# WHAT YOU NEED TO DO
Pick out the lines below that contain the string "власти" and copy them all.
------------------------
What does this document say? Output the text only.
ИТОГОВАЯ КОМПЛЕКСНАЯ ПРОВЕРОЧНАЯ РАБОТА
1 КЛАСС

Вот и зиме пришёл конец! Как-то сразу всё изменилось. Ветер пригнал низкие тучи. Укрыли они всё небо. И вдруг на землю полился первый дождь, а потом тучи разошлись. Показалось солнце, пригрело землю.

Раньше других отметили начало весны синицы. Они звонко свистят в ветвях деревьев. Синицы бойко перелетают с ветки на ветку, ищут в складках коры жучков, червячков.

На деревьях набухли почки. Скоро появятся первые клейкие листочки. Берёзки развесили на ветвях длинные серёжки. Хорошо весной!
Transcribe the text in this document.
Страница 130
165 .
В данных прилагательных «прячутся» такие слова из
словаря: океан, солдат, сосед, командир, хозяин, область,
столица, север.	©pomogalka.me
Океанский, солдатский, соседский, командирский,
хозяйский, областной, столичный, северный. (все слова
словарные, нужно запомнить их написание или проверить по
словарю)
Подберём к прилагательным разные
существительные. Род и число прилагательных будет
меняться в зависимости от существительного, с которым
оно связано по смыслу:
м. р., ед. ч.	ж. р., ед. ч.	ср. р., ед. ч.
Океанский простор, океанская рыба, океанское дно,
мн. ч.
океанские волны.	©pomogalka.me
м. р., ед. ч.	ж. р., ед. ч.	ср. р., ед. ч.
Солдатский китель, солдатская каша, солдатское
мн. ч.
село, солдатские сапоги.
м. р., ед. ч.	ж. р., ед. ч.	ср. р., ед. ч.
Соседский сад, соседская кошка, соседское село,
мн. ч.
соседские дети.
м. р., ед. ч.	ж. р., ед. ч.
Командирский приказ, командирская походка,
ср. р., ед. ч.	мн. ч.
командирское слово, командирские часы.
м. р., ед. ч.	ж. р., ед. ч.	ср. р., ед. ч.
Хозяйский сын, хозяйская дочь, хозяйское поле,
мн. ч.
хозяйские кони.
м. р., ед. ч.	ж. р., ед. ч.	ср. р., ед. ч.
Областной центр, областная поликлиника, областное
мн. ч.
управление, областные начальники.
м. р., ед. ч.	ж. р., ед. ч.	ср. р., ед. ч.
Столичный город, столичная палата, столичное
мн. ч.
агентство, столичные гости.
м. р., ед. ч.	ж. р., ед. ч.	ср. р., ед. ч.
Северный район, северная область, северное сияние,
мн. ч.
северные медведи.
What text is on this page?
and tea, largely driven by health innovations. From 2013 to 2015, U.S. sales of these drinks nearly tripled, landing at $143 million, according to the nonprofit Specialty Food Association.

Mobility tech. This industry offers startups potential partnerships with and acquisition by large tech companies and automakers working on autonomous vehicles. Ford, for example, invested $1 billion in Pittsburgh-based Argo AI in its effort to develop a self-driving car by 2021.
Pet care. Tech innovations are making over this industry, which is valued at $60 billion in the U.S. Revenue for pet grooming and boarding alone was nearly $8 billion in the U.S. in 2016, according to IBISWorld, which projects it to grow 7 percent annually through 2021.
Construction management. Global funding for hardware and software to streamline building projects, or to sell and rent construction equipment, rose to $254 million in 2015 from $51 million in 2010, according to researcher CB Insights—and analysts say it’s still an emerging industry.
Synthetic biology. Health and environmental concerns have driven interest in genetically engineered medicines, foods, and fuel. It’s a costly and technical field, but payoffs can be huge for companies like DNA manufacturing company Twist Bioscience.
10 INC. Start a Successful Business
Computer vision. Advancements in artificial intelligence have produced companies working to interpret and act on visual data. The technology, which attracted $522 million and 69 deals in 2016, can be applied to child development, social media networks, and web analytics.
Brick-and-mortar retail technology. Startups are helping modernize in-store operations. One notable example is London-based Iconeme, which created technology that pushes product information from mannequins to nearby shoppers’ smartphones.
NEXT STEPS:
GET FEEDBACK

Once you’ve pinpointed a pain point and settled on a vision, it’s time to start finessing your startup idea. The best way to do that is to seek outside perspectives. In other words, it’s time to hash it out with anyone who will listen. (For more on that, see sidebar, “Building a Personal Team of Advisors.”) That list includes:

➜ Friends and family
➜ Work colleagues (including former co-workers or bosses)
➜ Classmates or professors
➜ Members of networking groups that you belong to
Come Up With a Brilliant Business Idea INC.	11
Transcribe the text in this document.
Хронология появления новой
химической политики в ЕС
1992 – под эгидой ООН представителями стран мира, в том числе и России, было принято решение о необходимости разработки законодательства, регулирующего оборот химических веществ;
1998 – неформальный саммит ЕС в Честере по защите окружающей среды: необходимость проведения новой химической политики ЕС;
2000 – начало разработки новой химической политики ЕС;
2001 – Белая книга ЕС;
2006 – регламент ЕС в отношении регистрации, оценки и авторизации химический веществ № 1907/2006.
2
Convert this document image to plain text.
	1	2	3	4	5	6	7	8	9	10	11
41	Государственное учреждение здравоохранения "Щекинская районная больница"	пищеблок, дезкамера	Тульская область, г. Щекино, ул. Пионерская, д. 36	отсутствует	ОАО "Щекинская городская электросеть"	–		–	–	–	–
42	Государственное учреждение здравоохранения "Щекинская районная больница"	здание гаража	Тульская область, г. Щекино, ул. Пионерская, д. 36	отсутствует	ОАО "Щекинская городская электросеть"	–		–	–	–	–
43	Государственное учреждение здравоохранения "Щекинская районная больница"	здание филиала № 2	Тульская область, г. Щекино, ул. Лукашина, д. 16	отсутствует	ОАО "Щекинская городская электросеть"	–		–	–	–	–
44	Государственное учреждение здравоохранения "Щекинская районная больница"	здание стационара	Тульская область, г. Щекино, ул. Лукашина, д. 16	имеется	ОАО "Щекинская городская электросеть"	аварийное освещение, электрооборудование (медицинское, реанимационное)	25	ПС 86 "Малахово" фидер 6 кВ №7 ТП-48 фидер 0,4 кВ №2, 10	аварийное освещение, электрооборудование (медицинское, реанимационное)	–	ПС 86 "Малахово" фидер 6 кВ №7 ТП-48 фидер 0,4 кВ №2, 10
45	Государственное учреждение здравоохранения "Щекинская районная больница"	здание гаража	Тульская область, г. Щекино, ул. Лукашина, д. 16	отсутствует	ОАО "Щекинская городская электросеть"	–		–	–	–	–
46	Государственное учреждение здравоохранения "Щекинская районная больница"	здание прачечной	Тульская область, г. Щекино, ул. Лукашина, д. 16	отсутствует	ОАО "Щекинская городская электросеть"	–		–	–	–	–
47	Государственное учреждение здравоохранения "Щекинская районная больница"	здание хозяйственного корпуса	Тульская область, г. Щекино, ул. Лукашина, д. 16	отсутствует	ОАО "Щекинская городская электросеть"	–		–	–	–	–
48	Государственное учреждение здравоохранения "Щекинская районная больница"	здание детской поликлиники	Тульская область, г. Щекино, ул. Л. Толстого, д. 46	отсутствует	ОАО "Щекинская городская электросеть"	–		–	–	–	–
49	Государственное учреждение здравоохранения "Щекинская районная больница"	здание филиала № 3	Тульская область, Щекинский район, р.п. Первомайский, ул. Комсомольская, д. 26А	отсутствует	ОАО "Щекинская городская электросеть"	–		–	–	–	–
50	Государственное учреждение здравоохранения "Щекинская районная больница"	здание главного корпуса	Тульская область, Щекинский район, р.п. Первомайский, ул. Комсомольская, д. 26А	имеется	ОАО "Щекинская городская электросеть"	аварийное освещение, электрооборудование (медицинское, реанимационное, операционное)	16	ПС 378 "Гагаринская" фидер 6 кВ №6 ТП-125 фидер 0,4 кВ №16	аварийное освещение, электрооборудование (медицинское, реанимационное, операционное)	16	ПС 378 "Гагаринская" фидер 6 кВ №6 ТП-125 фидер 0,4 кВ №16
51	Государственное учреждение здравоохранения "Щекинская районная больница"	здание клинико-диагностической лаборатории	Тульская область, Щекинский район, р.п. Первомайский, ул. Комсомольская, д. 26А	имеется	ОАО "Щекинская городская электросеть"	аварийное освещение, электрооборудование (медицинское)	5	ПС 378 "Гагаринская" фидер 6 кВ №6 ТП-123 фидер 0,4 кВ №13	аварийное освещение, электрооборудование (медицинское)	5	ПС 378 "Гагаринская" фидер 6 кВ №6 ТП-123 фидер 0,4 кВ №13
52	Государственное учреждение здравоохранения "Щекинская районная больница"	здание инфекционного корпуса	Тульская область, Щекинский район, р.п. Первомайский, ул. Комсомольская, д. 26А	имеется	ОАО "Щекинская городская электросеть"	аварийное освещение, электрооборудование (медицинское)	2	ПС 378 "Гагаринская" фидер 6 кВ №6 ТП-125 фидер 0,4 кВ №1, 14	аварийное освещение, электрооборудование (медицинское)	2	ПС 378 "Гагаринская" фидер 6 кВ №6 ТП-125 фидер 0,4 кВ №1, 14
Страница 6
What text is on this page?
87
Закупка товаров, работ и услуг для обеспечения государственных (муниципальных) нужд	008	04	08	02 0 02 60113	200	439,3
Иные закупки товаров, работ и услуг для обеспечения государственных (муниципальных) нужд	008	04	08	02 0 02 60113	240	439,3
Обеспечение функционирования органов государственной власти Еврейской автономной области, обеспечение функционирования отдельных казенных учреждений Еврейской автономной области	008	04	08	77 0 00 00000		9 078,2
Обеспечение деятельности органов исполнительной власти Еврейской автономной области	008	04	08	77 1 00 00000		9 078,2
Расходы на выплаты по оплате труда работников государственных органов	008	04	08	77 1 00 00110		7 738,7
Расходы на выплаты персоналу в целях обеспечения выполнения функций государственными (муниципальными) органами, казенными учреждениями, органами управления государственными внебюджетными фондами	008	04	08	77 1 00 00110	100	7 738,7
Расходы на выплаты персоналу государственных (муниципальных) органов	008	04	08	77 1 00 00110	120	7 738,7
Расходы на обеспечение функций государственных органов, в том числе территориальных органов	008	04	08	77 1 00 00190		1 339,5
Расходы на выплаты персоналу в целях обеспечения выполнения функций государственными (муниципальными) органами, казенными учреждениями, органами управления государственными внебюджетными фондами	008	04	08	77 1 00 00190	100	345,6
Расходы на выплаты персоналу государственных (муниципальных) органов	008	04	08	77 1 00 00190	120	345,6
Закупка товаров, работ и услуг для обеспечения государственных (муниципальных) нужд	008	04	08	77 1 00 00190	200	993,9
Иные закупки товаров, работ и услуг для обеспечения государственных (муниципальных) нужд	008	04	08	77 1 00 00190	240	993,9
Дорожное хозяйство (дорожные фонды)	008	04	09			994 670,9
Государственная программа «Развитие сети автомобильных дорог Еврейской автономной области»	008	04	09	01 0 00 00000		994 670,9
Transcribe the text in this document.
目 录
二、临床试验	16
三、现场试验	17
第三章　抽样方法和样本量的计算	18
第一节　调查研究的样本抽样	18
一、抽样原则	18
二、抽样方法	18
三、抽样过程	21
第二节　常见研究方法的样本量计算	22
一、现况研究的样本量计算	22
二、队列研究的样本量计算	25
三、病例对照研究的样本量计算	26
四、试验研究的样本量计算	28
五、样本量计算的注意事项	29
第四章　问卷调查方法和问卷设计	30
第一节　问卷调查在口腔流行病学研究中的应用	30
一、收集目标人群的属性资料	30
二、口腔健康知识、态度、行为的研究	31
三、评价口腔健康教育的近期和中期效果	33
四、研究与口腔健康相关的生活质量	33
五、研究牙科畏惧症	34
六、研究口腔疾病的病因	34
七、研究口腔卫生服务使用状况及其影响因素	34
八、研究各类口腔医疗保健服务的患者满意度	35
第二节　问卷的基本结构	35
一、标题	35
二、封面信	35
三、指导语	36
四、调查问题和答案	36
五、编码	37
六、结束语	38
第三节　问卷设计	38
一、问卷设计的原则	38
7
------------------------
# EXERCISE OUTPUT
Обеспечение функционирования органов государственной власти Еврейской автономной области, обеспечение функционирования отдельных казенных учреждений Еврейской автономной области	008	04	08	77 0 00 00000		9 078,2
Обеспечение деятельности органов исполнительной власти Еврейской автономной области	008	04	08	77 1 00 00000		9 078,2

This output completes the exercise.